- Problem description -
Below are some records. Pull every line that contains the word "content".

- Information provided -
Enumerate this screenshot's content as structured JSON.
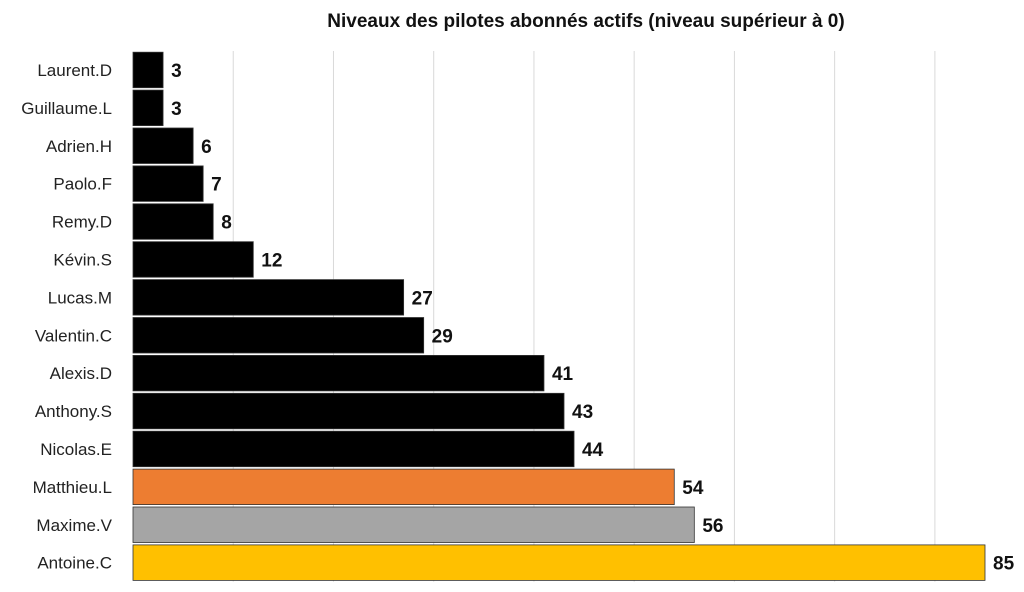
{
  "chart_data": {
    "type": "bar",
    "orientation": "horizontal",
    "title": "Niveaux des pilotes abonnés actifs (niveau supérieur à 0)",
    "xlabel": "",
    "ylabel": "",
    "xlim": [
      0,
      85
    ],
    "grid": true,
    "categories": [
      "Laurent.D",
      "Guillaume.L",
      "Adrien.H",
      "Paolo.F",
      "Remy.D",
      "Kévin.S",
      "Lucas.M",
      "Valentin.C",
      "Alexis.D",
      "Anthony.S",
      "Nicolas.E",
      "Matthieu.L",
      "Maxime.V",
      "Antoine.C"
    ],
    "values": [
      3,
      3,
      6,
      7,
      8,
      12,
      27,
      29,
      41,
      43,
      44,
      54,
      56,
      85
    ],
    "colors": [
      "#000000",
      "#000000",
      "#000000",
      "#000000",
      "#000000",
      "#000000",
      "#000000",
      "#000000",
      "#000000",
      "#000000",
      "#000000",
      "#ED7D31",
      "#A5A5A5",
      "#FFC000"
    ],
    "gridline_step": 10
  }
}
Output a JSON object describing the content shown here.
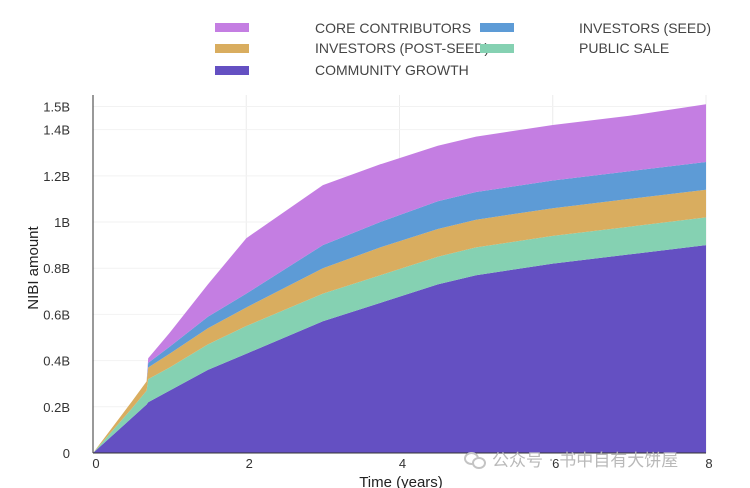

- Exercise solution -
Enumerate this screenshot's content as structured JSON.
Output a JSON object describing the content shown here.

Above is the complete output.